[Records]
######

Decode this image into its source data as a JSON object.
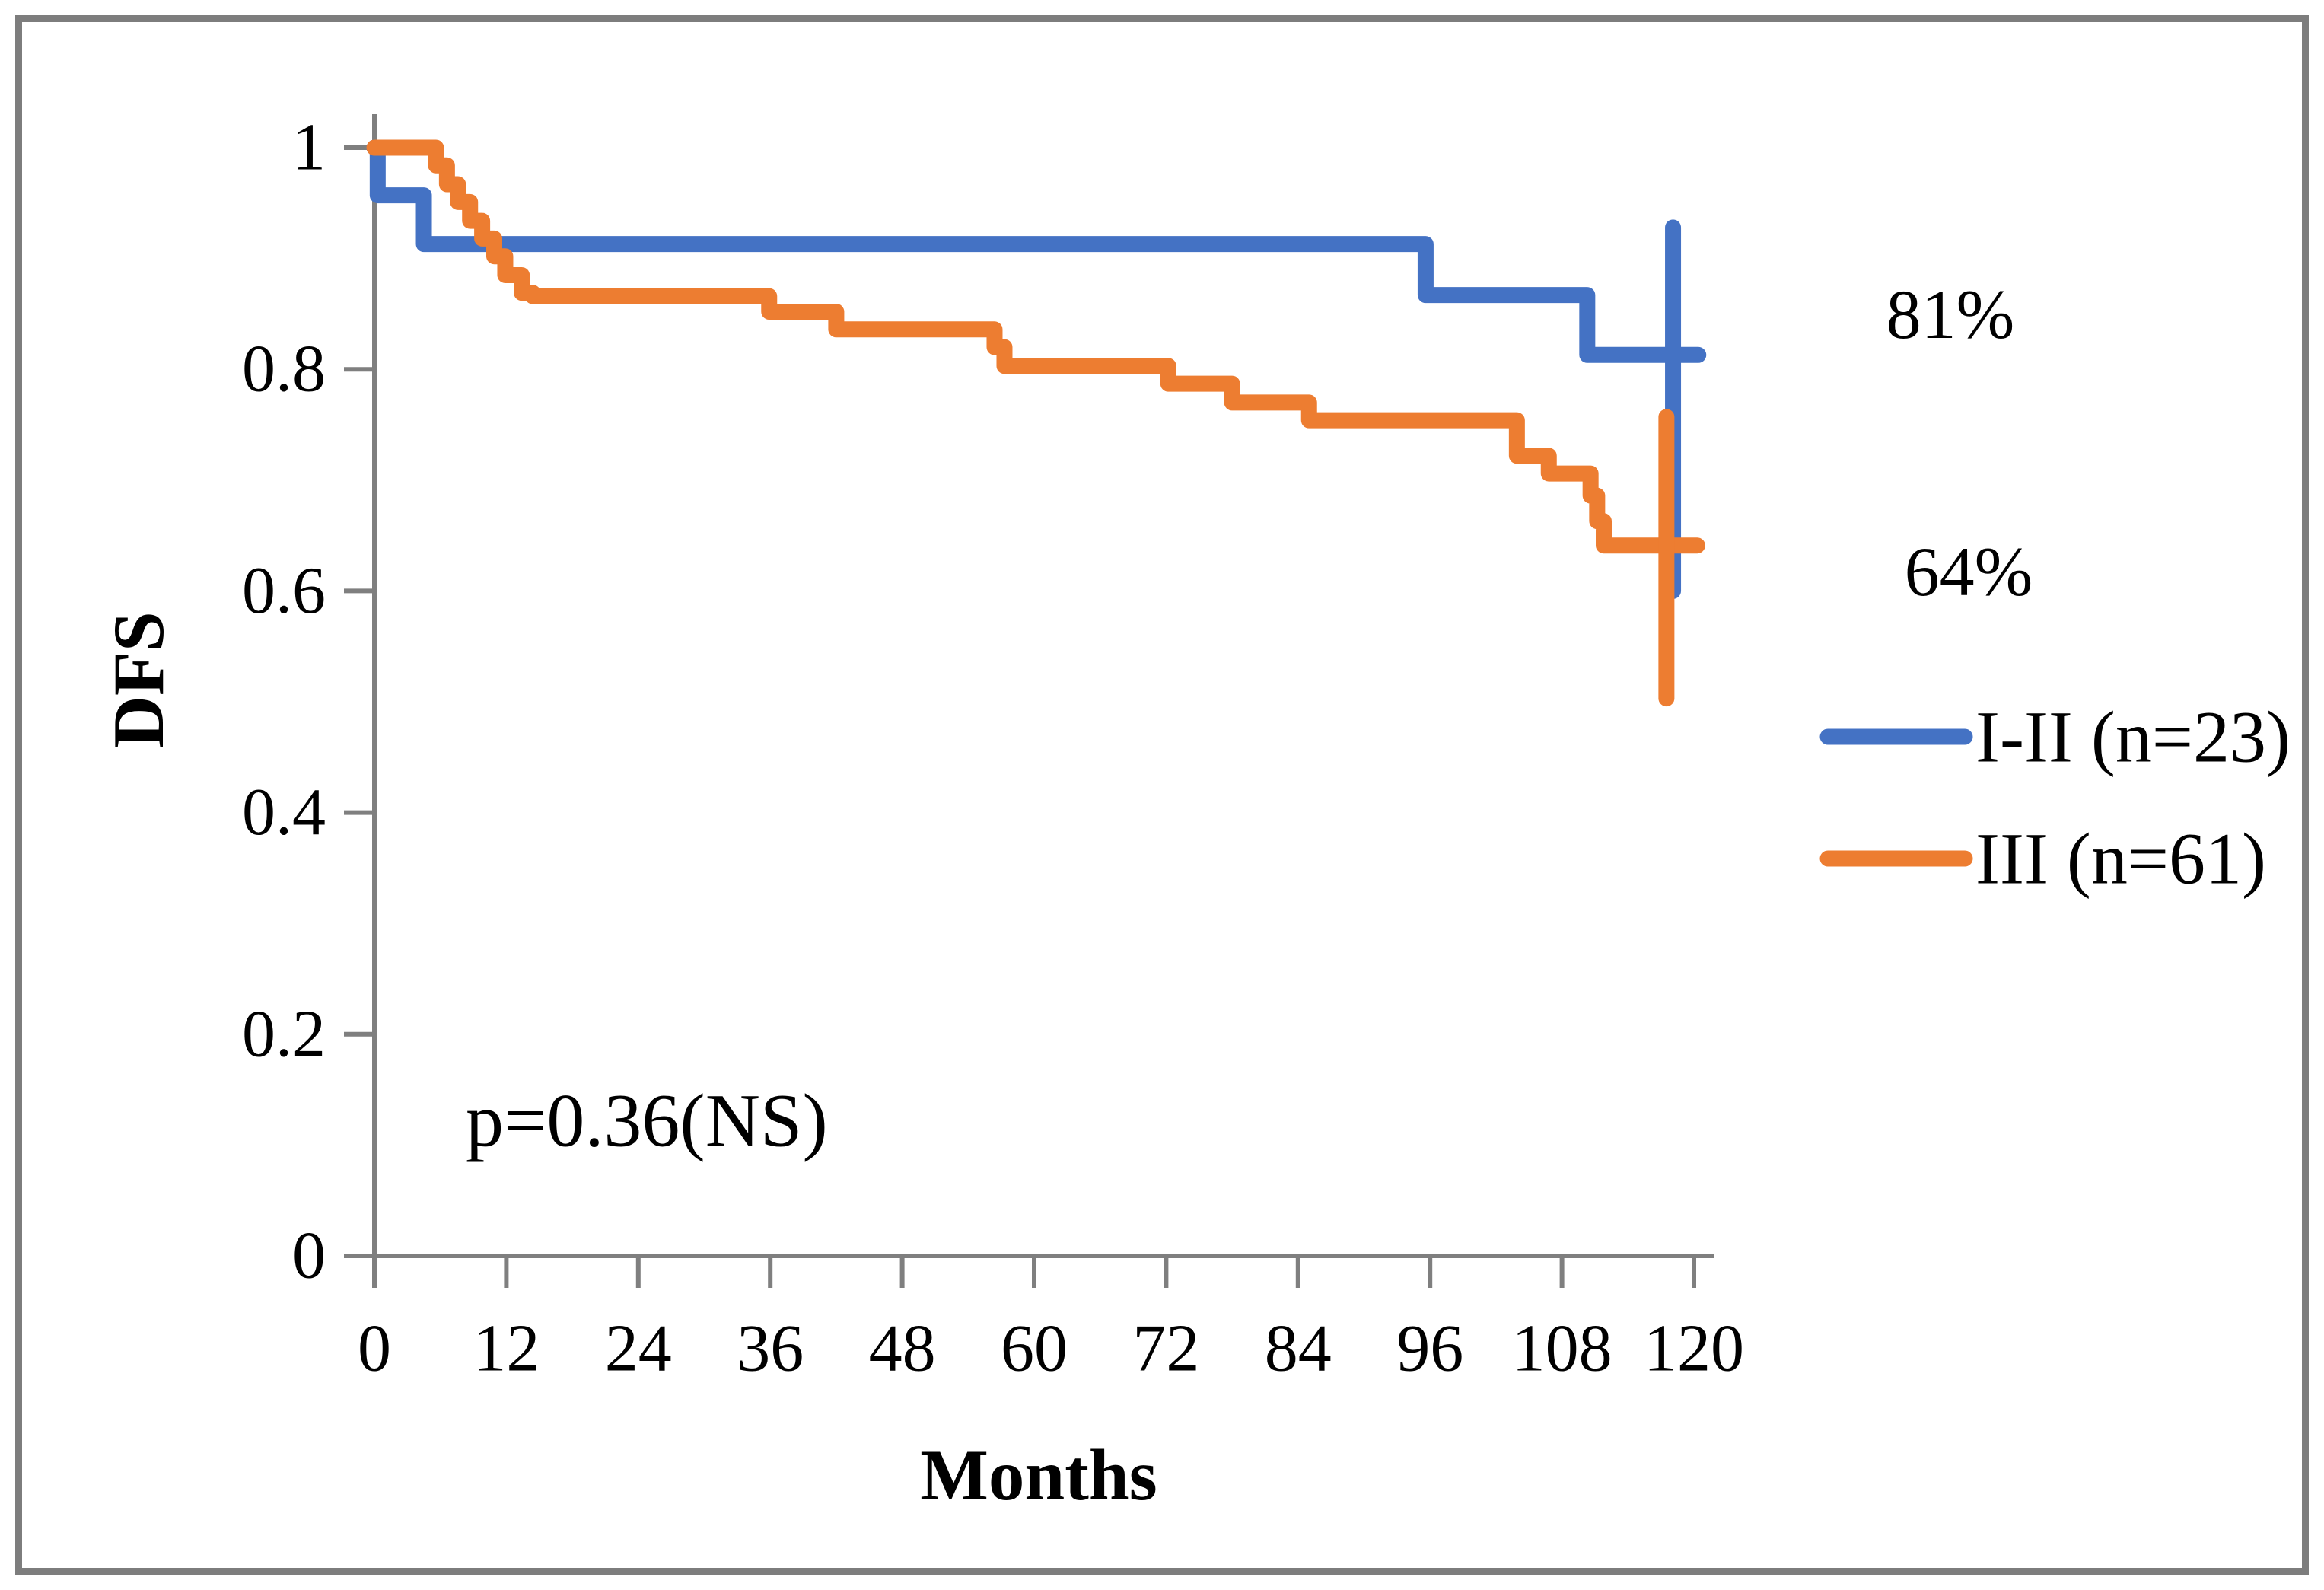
{
  "figure": {
    "background": "#ffffff",
    "border_color": "#7d7d7d",
    "axis_color": "#7f7f7f",
    "text_color": "#000000"
  },
  "chart_data": {
    "type": "line",
    "subtype": "kaplan-meier-step",
    "title": "",
    "xlabel": "Months",
    "ylabel": "DFS",
    "xlim": [
      0,
      120
    ],
    "ylim": [
      0,
      1
    ],
    "grid": false,
    "legend_position": "right",
    "x_ticks": [
      0,
      12,
      24,
      36,
      48,
      60,
      72,
      84,
      96,
      108,
      120
    ],
    "x_tick_labels": [
      "0",
      "12",
      "24",
      "36",
      "48",
      "60",
      "72",
      "84",
      "96",
      "108",
      "120"
    ],
    "y_ticks": [
      0,
      0.2,
      0.4,
      0.6,
      0.8,
      1
    ],
    "y_tick_labels": [
      "0",
      "0.2",
      "0.4",
      "0.6",
      "0.8",
      "1"
    ],
    "series": [
      {
        "name": "I-II (n=23)",
        "color": "#4472C4",
        "steps": [
          [
            0,
            1.0
          ],
          [
            0.3,
            0.957
          ],
          [
            4.5,
            0.913
          ],
          [
            95.6,
            0.867
          ],
          [
            110.3,
            0.813
          ]
        ],
        "end_month": 120.4,
        "final_value": 0.813,
        "final_label": "81%",
        "censor_whisker": {
          "month": 118.1,
          "from": 0.928,
          "to": 0.6
        }
      },
      {
        "name": "III (n=61)",
        "color": "#ED7D31",
        "steps": [
          [
            0,
            1.0
          ],
          [
            5.6,
            0.984
          ],
          [
            6.6,
            0.967
          ],
          [
            7.6,
            0.951
          ],
          [
            8.7,
            0.934
          ],
          [
            9.8,
            0.918
          ],
          [
            10.9,
            0.902
          ],
          [
            11.9,
            0.885
          ],
          [
            13.4,
            0.869
          ],
          [
            14.4,
            0.866
          ],
          [
            35.9,
            0.852
          ],
          [
            42,
            0.836
          ],
          [
            56.4,
            0.82
          ],
          [
            57.3,
            0.803
          ],
          [
            72.2,
            0.787
          ],
          [
            78,
            0.77
          ],
          [
            85,
            0.754
          ],
          [
            103.9,
            0.722
          ],
          [
            106.8,
            0.706
          ],
          [
            110.6,
            0.686
          ],
          [
            111.2,
            0.663
          ],
          [
            111.8,
            0.641
          ]
        ],
        "end_month": 120.3,
        "final_value": 0.641,
        "final_label": "64%",
        "censor_whisker": {
          "month": 117.5,
          "from": 0.757,
          "to": 0.503
        }
      }
    ],
    "annotations": [
      {
        "id": "blue_final_pct",
        "text": "81%"
      },
      {
        "id": "orange_final_pct",
        "text": "64%"
      },
      {
        "id": "p_value",
        "text": "p=0.36(NS)"
      }
    ]
  },
  "axis_titles": {
    "y": "DFS",
    "x": "Months"
  },
  "annotations": {
    "blue_final": "81%",
    "orange_final": "64%",
    "p_value": "p=0.36(NS)"
  },
  "legend": {
    "items": [
      {
        "label": "I-II (n=23)",
        "color": "#4472C4"
      },
      {
        "label": "III (n=61)",
        "color": "#ED7D31"
      }
    ]
  }
}
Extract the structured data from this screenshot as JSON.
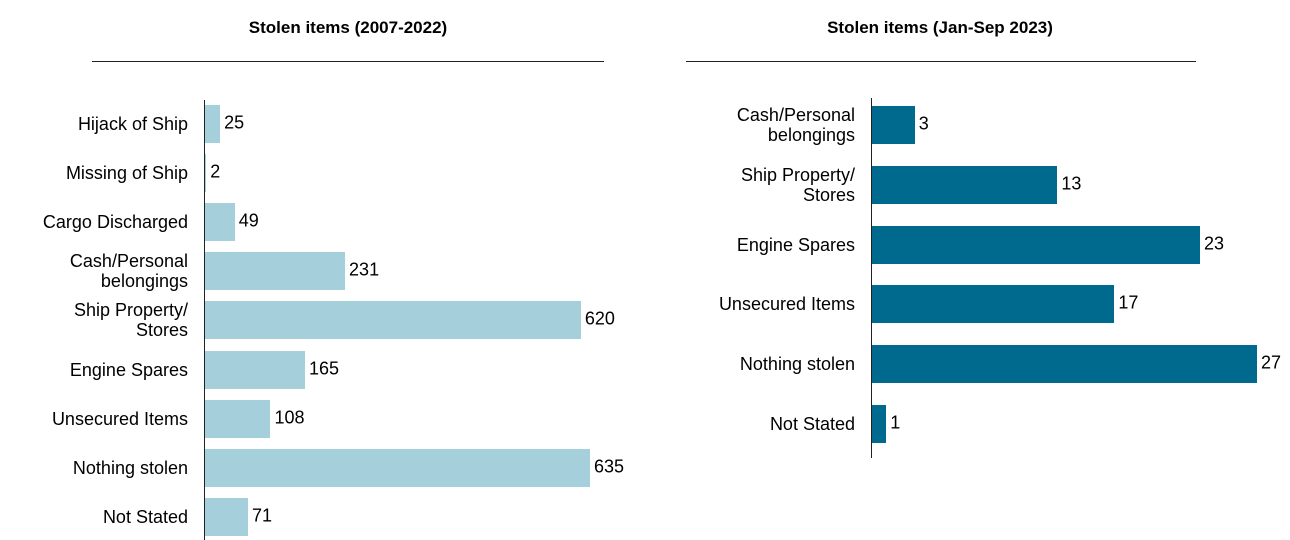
{
  "chart_data": [
    {
      "type": "bar",
      "orientation": "horizontal",
      "title": "Stolen items (2007-2022)",
      "categories": [
        "Hijack of Ship",
        "Missing of Ship",
        "Cargo Discharged",
        "Cash/Personal\nbelongings",
        "Ship Property/\nStores",
        "Engine Spares",
        "Unsecured Items",
        "Nothing stolen",
        "Not Stated"
      ],
      "values": [
        25,
        2,
        49,
        231,
        620,
        165,
        108,
        635,
        71
      ],
      "color": "#a6cfdc"
    },
    {
      "type": "bar",
      "orientation": "horizontal",
      "title": "Stolen items (Jan-Sep 2023)",
      "categories": [
        "Cash/Personal\nbelongings",
        "Ship Property/\nStores",
        "Engine Spares",
        "Unsecured Items",
        "Nothing stolen",
        "Not Stated"
      ],
      "values": [
        3,
        13,
        23,
        17,
        27,
        1
      ],
      "color": "#006a8e"
    }
  ]
}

######

--- AIM OF THE EXERCISE ---
Print out every entry above without changing a word, and leave out the pictures.

--- WRITTEN SOLUTION ---
Decode this image into its source data as a JSON object.
{
  "figure": {
    "background": "#ffffff",
    "border_color": "#7d7d7d",
    "axis_color": "#7f7f7f",
    "text_color": "#000000"
  },
  "chart_data": {
    "type": "line",
    "subtype": "kaplan-meier-step",
    "title": "",
    "xlabel": "Months",
    "ylabel": "DFS",
    "xlim": [
      0,
      120
    ],
    "ylim": [
      0,
      1
    ],
    "grid": false,
    "legend_position": "right",
    "x_ticks": [
      0,
      12,
      24,
      36,
      48,
      60,
      72,
      84,
      96,
      108,
      120
    ],
    "x_tick_labels": [
      "0",
      "12",
      "24",
      "36",
      "48",
      "60",
      "72",
      "84",
      "96",
      "108",
      "120"
    ],
    "y_ticks": [
      0,
      0.2,
      0.4,
      0.6,
      0.8,
      1
    ],
    "y_tick_labels": [
      "0",
      "0.2",
      "0.4",
      "0.6",
      "0.8",
      "1"
    ],
    "series": [
      {
        "name": "I-II (n=23)",
        "color": "#4472C4",
        "steps": [
          [
            0,
            1.0
          ],
          [
            0.3,
            0.957
          ],
          [
            4.5,
            0.913
          ],
          [
            95.6,
            0.867
          ],
          [
            110.3,
            0.813
          ]
        ],
        "end_month": 120.4,
        "final_value": 0.813,
        "final_label": "81%",
        "censor_whisker": {
          "month": 118.1,
          "from": 0.928,
          "to": 0.6
        }
      },
      {
        "name": "III (n=61)",
        "color": "#ED7D31",
        "steps": [
          [
            0,
            1.0
          ],
          [
            5.6,
            0.984
          ],
          [
            6.6,
            0.967
          ],
          [
            7.6,
            0.951
          ],
          [
            8.7,
            0.934
          ],
          [
            9.8,
            0.918
          ],
          [
            10.9,
            0.902
          ],
          [
            11.9,
            0.885
          ],
          [
            13.4,
            0.869
          ],
          [
            14.4,
            0.866
          ],
          [
            35.9,
            0.852
          ],
          [
            42,
            0.836
          ],
          [
            56.4,
            0.82
          ],
          [
            57.3,
            0.803
          ],
          [
            72.2,
            0.787
          ],
          [
            78,
            0.77
          ],
          [
            85,
            0.754
          ],
          [
            103.9,
            0.722
          ],
          [
            106.8,
            0.706
          ],
          [
            110.6,
            0.686
          ],
          [
            111.2,
            0.663
          ],
          [
            111.8,
            0.641
          ]
        ],
        "end_month": 120.3,
        "final_value": 0.641,
        "final_label": "64%",
        "censor_whisker": {
          "month": 117.5,
          "from": 0.757,
          "to": 0.503
        }
      }
    ],
    "annotations": [
      {
        "id": "blue_final_pct",
        "text": "81%"
      },
      {
        "id": "orange_final_pct",
        "text": "64%"
      },
      {
        "id": "p_value",
        "text": "p=0.36(NS)"
      }
    ]
  },
  "axis_titles": {
    "y": "DFS",
    "x": "Months"
  },
  "annotations": {
    "blue_final": "81%",
    "orange_final": "64%",
    "p_value": "p=0.36(NS)"
  },
  "legend": {
    "items": [
      {
        "label": "I-II (n=23)",
        "color": "#4472C4"
      },
      {
        "label": "III (n=61)",
        "color": "#ED7D31"
      }
    ]
  }
}
Extract the structured data from this screenshot as JSON.
{
  "chart_data": [
    {
      "type": "bar",
      "orientation": "horizontal",
      "title": "Stolen items (2007-2022)",
      "categories": [
        "Hijack of Ship",
        "Missing of Ship",
        "Cargo Discharged",
        "Cash/Personal\nbelongings",
        "Ship Property/\nStores",
        "Engine Spares",
        "Unsecured Items",
        "Nothing stolen",
        "Not Stated"
      ],
      "values": [
        25,
        2,
        49,
        231,
        620,
        165,
        108,
        635,
        71
      ],
      "color": "#a6cfdc"
    },
    {
      "type": "bar",
      "orientation": "horizontal",
      "title": "Stolen items (Jan-Sep 2023)",
      "categories": [
        "Cash/Personal\nbelongings",
        "Ship Property/\nStores",
        "Engine Spares",
        "Unsecured Items",
        "Nothing stolen",
        "Not Stated"
      ],
      "values": [
        3,
        13,
        23,
        17,
        27,
        1
      ],
      "color": "#006a8e"
    }
  ]
}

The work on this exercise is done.